§ RECORD LIST
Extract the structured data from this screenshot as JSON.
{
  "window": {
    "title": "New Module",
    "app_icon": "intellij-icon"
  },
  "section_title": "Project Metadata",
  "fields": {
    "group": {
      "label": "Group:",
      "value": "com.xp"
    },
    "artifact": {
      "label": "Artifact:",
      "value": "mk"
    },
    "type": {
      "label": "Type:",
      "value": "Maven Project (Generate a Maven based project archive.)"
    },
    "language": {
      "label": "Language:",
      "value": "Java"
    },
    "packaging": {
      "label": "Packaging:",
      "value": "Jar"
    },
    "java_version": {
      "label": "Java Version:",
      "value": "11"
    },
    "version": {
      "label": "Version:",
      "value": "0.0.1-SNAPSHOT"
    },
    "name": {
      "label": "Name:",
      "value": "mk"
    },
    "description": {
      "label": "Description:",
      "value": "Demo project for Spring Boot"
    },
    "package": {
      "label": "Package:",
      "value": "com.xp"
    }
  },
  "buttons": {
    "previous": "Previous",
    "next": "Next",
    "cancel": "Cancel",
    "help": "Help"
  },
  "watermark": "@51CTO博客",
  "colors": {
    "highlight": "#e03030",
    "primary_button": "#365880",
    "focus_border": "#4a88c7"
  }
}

§ WRITTEN EXERCISE
Take the entries above and transcribe them in full.

§ ANSWER TO THE TASK
Extract the structured data from this screenshot as JSON.
{
  "window": {
    "title": "New Module",
    "app_icon": "intellij-icon"
  },
  "section_title": "Project Metadata",
  "fields": {
    "group": {
      "label": "Group:",
      "value": "com.xp"
    },
    "artifact": {
      "label": "Artifact:",
      "value": "mk"
    },
    "type": {
      "label": "Type:",
      "value": "Maven Project (Generate a Maven based project archive.)"
    },
    "language": {
      "label": "Language:",
      "value": "Java"
    },
    "packaging": {
      "label": "Packaging:",
      "value": "Jar"
    },
    "java_version": {
      "label": "Java Version:",
      "value": "11"
    },
    "version": {
      "label": "Version:",
      "value": "0.0.1-SNAPSHOT"
    },
    "name": {
      "label": "Name:",
      "value": "mk"
    },
    "description": {
      "label": "Description:",
      "value": "Demo project for Spring Boot"
    },
    "package": {
      "label": "Package:",
      "value": "com.xp"
    }
  },
  "buttons": {
    "previous": "Previous",
    "next": "Next",
    "cancel": "Cancel",
    "help": "Help"
  },
  "watermark": "@51CTO博客",
  "colors": {
    "highlight": "#e03030",
    "primary_button": "#365880",
    "focus_border": "#4a88c7"
  }
}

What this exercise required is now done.